[Data section]
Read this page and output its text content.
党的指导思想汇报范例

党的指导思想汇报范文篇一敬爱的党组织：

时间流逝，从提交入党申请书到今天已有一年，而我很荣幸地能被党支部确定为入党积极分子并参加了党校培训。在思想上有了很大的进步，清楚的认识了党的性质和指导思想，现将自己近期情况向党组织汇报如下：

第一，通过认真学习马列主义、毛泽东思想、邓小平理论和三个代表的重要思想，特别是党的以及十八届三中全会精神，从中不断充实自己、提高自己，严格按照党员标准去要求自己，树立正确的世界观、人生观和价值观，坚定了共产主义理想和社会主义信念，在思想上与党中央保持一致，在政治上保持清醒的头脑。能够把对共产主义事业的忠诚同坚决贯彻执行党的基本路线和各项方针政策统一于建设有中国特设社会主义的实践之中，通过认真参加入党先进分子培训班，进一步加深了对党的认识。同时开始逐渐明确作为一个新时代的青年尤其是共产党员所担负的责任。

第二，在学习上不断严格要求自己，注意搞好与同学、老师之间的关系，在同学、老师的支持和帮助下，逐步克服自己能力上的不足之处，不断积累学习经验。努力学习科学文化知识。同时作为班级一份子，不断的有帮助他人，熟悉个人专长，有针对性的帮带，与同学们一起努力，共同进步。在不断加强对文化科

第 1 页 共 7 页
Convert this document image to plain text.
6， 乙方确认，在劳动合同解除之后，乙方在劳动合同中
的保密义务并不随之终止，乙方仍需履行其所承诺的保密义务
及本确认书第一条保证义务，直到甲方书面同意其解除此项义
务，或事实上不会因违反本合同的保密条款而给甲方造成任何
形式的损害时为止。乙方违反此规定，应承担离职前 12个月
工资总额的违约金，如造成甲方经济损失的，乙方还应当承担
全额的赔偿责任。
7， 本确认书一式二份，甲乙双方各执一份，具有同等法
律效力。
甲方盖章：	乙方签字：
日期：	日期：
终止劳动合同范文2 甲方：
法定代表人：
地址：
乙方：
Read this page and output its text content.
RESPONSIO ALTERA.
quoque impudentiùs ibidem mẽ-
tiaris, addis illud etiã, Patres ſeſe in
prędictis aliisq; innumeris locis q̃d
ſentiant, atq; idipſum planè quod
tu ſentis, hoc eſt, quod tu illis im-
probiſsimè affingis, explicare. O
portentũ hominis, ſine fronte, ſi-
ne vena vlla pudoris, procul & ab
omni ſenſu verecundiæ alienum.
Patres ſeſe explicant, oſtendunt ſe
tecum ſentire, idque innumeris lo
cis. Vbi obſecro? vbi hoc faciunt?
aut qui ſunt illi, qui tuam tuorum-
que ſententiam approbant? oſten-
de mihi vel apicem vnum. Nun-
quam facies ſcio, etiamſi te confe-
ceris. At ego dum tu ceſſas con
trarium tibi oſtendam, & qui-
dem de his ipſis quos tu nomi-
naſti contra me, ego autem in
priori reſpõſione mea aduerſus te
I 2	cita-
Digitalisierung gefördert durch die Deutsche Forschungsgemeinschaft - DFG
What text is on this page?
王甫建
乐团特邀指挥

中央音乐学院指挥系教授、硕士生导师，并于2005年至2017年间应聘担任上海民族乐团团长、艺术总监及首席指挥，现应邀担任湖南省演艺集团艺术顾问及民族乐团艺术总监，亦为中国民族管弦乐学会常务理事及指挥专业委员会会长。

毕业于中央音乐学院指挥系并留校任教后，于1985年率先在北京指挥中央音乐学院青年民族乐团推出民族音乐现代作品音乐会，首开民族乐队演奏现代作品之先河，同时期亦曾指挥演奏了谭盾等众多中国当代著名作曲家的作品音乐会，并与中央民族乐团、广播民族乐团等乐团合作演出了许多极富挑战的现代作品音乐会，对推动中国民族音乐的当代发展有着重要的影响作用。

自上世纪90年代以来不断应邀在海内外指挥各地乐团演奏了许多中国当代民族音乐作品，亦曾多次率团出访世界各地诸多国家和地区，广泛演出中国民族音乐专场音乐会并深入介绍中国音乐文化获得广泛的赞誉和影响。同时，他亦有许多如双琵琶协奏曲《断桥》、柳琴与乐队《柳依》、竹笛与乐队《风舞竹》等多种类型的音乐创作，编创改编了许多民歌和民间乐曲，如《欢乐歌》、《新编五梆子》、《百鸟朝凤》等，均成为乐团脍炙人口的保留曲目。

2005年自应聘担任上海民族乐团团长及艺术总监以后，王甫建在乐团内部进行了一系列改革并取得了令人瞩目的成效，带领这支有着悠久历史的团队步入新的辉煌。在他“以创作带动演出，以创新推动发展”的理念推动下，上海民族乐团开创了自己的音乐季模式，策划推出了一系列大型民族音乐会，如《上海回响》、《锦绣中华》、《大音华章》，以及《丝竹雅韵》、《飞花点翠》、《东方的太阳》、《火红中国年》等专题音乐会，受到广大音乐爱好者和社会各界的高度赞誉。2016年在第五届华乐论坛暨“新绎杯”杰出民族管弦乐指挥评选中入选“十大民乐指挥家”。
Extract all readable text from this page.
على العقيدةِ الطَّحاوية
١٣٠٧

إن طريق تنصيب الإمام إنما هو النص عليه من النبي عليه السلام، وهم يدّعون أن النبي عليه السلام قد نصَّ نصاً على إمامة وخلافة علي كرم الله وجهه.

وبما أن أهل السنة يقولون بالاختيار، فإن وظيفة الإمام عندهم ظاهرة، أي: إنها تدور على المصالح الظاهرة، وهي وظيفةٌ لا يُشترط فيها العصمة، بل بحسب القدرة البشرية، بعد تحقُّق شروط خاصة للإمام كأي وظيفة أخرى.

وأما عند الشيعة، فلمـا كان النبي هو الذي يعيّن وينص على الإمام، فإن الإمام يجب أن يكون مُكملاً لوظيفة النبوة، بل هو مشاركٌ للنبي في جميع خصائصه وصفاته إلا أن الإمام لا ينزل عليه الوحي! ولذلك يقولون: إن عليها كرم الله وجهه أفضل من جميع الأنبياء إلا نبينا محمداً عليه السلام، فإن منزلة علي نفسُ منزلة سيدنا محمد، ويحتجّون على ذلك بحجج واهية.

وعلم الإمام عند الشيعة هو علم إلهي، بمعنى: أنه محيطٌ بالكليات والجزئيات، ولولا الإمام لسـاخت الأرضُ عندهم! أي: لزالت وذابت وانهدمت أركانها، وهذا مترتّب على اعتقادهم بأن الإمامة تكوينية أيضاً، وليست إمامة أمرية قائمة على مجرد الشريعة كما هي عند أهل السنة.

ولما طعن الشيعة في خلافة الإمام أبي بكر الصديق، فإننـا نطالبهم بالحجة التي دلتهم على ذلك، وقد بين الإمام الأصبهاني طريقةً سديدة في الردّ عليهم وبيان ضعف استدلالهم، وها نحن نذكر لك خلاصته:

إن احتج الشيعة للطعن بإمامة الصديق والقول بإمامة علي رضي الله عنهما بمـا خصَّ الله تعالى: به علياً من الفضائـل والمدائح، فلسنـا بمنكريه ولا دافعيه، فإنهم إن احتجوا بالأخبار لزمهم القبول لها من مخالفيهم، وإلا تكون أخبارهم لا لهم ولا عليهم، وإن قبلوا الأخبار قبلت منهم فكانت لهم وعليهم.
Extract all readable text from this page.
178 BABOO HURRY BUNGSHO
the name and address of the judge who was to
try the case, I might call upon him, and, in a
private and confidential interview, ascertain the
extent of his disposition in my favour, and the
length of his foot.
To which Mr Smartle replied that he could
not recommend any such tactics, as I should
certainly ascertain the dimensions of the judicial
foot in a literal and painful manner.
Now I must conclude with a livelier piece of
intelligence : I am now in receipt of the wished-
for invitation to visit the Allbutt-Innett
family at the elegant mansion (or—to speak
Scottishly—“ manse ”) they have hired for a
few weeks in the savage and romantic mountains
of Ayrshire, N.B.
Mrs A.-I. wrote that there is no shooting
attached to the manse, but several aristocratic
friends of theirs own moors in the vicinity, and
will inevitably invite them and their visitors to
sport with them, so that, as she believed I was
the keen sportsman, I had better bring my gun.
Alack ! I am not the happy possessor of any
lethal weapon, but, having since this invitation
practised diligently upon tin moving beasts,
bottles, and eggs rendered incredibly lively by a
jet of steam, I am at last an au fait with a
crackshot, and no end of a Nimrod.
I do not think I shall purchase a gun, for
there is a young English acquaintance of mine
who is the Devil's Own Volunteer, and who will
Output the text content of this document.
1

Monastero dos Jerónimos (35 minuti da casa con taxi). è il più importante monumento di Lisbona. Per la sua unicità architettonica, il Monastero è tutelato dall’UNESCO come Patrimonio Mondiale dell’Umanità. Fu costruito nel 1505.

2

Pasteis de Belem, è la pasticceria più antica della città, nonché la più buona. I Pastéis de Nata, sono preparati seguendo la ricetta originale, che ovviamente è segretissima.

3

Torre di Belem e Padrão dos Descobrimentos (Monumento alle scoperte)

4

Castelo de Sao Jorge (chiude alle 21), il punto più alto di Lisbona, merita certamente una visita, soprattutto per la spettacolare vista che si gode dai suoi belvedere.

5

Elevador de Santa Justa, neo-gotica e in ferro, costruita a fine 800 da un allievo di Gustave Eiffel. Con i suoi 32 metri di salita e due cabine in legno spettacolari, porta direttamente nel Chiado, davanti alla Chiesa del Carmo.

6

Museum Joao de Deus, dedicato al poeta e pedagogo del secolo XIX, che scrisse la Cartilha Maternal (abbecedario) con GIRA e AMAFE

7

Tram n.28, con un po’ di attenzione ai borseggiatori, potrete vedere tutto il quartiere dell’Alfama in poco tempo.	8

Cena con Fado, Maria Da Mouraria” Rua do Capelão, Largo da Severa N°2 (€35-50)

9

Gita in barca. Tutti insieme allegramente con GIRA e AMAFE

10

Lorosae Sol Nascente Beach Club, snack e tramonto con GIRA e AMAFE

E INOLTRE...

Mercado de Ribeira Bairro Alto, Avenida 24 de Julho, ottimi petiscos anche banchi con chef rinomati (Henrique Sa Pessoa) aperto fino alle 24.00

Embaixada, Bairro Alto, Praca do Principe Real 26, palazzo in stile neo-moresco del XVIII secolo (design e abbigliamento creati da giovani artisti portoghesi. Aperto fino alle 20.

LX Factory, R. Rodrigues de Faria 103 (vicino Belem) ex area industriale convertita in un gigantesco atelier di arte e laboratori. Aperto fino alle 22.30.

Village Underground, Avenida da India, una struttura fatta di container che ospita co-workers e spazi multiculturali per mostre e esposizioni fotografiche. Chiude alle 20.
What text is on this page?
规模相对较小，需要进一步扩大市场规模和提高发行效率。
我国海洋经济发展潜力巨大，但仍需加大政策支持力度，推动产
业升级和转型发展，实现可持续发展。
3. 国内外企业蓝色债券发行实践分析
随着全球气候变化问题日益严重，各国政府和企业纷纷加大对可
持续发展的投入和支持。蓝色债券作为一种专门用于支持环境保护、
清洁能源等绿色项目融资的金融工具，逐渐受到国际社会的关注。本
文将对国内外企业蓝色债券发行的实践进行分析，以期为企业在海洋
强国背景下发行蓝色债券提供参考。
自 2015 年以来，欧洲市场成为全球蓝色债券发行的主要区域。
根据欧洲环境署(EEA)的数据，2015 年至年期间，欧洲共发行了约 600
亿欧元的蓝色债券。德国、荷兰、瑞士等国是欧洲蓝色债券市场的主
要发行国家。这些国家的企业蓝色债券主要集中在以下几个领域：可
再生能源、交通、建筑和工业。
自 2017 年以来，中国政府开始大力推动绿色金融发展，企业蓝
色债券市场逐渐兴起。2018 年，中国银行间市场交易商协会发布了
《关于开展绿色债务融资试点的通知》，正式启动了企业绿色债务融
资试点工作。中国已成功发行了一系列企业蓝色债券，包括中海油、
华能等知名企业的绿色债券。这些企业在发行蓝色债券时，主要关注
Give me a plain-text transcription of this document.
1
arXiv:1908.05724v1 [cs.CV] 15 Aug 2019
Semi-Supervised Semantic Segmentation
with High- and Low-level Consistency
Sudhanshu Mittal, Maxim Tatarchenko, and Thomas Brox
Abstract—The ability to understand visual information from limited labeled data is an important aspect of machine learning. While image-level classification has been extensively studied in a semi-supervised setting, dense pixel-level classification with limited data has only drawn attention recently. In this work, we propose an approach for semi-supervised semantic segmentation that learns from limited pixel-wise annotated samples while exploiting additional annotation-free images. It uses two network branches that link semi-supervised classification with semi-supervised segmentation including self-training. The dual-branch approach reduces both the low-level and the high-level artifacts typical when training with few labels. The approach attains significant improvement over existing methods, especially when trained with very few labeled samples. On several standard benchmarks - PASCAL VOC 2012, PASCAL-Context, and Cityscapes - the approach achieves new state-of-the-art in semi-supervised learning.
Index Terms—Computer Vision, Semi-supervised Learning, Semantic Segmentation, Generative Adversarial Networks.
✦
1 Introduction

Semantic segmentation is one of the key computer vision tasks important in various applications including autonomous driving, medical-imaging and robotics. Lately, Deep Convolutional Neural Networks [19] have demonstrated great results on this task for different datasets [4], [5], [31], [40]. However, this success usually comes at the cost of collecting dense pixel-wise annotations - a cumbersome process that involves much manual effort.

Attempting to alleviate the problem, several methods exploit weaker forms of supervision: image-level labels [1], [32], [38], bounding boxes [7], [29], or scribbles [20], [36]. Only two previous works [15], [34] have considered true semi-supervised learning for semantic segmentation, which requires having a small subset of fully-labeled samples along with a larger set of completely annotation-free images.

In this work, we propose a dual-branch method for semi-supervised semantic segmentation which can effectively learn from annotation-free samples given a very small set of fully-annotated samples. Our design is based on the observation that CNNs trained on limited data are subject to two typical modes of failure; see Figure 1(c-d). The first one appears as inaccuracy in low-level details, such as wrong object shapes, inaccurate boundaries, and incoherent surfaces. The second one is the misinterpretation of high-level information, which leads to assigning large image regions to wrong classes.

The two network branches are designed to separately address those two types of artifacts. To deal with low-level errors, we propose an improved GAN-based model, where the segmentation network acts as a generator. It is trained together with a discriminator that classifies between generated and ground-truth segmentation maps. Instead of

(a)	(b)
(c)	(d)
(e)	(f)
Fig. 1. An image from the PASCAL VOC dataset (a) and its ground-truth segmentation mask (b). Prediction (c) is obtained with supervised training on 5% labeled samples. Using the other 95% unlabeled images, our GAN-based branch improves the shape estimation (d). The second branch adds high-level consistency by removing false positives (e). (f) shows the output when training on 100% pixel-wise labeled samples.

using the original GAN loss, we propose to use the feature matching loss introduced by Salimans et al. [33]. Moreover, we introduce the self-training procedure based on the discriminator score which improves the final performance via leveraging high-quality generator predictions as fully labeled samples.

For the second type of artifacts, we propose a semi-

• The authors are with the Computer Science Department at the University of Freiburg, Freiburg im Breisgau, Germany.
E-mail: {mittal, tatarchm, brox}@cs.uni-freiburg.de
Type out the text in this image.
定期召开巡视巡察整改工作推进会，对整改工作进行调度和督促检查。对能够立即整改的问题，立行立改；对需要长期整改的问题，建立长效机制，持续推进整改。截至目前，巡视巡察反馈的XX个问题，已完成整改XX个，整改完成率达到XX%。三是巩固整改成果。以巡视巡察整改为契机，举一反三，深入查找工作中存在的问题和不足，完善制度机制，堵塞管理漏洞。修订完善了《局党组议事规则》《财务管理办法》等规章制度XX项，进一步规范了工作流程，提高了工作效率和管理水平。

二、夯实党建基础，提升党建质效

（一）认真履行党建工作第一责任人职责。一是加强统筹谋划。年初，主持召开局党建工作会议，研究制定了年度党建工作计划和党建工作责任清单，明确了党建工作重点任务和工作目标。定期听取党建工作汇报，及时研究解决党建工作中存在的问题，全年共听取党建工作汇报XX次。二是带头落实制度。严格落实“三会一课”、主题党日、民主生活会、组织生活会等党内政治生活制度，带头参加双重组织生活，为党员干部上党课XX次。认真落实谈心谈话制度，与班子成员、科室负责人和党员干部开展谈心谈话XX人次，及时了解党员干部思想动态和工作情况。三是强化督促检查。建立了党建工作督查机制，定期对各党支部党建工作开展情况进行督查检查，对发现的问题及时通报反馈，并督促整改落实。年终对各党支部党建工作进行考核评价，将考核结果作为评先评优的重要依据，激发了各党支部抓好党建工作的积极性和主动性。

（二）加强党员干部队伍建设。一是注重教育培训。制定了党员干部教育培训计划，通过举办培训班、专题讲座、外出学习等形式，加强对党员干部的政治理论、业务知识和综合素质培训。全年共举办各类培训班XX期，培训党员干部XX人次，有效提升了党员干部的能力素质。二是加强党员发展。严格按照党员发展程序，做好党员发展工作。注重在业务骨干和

[Aim]
From the records above, pull out every line containing the word "secolo".

[Exercise result]
Museum Joao de Deus, dedicato al poeta e pedagogo del secolo XIX, che scrisse la Cartilha Maternal (abbecedario) con GIRA e AMAFE
Embaixada, Bairro Alto, Praca do Principe Real 26, palazzo in stile neo-moresco del XVIII secolo (design e abbigliamento creati da giovani artisti portoghesi. Aperto fino alle 20.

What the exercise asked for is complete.